____ The input

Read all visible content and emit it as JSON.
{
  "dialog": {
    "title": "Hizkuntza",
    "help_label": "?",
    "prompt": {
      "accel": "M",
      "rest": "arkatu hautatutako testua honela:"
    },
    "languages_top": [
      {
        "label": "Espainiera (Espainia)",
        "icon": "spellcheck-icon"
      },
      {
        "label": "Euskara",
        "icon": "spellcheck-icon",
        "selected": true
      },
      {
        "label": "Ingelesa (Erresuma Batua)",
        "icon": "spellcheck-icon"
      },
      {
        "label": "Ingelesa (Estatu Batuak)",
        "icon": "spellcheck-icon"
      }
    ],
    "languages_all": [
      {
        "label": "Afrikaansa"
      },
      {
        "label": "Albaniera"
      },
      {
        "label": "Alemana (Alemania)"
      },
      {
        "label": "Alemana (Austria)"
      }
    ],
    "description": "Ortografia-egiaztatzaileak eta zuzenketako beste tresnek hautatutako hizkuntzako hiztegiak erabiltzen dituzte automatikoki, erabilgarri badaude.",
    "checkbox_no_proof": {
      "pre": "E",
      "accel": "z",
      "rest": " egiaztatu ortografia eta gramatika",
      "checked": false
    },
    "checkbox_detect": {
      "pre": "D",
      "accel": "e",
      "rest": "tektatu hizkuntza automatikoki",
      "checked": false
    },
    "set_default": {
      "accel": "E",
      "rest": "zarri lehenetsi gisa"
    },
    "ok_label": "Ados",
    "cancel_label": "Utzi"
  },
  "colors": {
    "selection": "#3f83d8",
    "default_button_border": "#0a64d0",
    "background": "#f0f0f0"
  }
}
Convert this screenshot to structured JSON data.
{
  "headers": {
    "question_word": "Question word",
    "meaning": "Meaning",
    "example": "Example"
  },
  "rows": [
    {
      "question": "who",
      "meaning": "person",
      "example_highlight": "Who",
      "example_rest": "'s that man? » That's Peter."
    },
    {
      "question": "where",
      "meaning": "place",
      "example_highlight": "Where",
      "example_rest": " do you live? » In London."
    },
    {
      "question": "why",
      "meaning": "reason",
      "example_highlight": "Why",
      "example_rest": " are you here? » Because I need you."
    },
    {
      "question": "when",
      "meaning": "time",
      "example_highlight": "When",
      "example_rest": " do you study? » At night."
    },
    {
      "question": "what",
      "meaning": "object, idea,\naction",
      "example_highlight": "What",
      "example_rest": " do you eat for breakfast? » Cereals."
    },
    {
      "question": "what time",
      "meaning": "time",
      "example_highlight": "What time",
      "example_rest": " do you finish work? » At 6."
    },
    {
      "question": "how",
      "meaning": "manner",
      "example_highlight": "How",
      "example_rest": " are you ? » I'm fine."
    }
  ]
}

________

## Goal
Return the entries above exactly, each one complete.

## Answer to this problem
Read all visible content and emit it as JSON.
{
  "dialog": {
    "title": "Hizkuntza",
    "help_label": "?",
    "prompt": {
      "accel": "M",
      "rest": "arkatu hautatutako testua honela:"
    },
    "languages_top": [
      {
        "label": "Espainiera (Espainia)",
        "icon": "spellcheck-icon"
      },
      {
        "label": "Euskara",
        "icon": "spellcheck-icon",
        "selected": true
      },
      {
        "label": "Ingelesa (Erresuma Batua)",
        "icon": "spellcheck-icon"
      },
      {
        "label": "Ingelesa (Estatu Batuak)",
        "icon": "spellcheck-icon"
      }
    ],
    "languages_all": [
      {
        "label": "Afrikaansa"
      },
      {
        "label": "Albaniera"
      },
      {
        "label": "Alemana (Alemania)"
      },
      {
        "label": "Alemana (Austria)"
      }
    ],
    "description": "Ortografia-egiaztatzaileak eta zuzenketako beste tresnek hautatutako hizkuntzako hiztegiak erabiltzen dituzte automatikoki, erabilgarri badaude.",
    "checkbox_no_proof": {
      "pre": "E",
      "accel": "z",
      "rest": " egiaztatu ortografia eta gramatika",
      "checked": false
    },
    "checkbox_detect": {
      "pre": "D",
      "accel": "e",
      "rest": "tektatu hizkuntza automatikoki",
      "checked": false
    },
    "set_default": {
      "accel": "E",
      "rest": "zarri lehenetsi gisa"
    },
    "ok_label": "Ados",
    "cancel_label": "Utzi"
  },
  "colors": {
    "selection": "#3f83d8",
    "default_button_border": "#0a64d0",
    "background": "#f0f0f0"
  }
}
Convert this screenshot to structured JSON data.
{
  "headers": {
    "question_word": "Question word",
    "meaning": "Meaning",
    "example": "Example"
  },
  "rows": [
    {
      "question": "who",
      "meaning": "person",
      "example_highlight": "Who",
      "example_rest": "'s that man? » That's Peter."
    },
    {
      "question": "where",
      "meaning": "place",
      "example_highlight": "Where",
      "example_rest": " do you live? » In London."
    },
    {
      "question": "why",
      "meaning": "reason",
      "example_highlight": "Why",
      "example_rest": " are you here? » Because I need you."
    },
    {
      "question": "when",
      "meaning": "time",
      "example_highlight": "When",
      "example_rest": " do you study? » At night."
    },
    {
      "question": "what",
      "meaning": "object, idea,\naction",
      "example_highlight": "What",
      "example_rest": " do you eat for breakfast? » Cereals."
    },
    {
      "question": "what time",
      "meaning": "time",
      "example_highlight": "What time",
      "example_rest": " do you finish work? » At 6."
    },
    {
      "question": "how",
      "meaning": "manner",
      "example_highlight": "How",
      "example_rest": " are you ? » I'm fine."
    }
  ]
}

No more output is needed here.